▶ **Task statement**:
Lift out all lines below that contain "Zito".
━━━━━ Input data ━━━━━
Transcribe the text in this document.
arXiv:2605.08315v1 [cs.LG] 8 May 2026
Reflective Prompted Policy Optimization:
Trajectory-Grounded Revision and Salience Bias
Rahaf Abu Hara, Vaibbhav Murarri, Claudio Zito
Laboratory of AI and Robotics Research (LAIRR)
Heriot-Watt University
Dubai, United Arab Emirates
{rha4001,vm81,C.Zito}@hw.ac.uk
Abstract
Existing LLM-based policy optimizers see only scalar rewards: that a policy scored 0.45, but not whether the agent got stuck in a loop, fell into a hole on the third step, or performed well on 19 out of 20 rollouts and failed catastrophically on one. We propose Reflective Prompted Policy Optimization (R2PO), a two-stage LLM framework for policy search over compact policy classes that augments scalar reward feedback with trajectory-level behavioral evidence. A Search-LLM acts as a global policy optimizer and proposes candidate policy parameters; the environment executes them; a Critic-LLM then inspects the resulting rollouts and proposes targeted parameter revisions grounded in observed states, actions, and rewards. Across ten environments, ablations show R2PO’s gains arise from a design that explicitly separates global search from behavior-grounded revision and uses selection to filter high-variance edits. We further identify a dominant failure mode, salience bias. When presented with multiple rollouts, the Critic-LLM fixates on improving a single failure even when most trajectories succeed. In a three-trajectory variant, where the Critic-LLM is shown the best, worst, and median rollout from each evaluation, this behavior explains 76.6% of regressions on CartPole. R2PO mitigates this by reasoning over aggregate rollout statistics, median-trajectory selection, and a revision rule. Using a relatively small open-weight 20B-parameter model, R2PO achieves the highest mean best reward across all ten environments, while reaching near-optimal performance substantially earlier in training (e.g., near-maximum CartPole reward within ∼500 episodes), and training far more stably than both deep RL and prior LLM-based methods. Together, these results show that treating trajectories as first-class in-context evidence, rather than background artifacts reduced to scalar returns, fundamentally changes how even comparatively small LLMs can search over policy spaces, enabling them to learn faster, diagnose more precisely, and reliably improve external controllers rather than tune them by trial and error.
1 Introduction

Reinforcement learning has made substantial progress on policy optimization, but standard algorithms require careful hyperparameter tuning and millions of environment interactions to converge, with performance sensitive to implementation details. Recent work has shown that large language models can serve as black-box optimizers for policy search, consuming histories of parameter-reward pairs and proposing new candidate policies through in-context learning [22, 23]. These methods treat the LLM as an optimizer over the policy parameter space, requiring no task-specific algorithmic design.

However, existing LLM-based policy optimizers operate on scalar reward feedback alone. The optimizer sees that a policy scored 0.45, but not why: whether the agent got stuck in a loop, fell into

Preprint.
━━━━━
▶ **Full answer**:
Rahaf Abu Hara, Vaibbhav Murarri, Claudio Zito
{rha4001,vm81,C.Zito}@hw.ac.uk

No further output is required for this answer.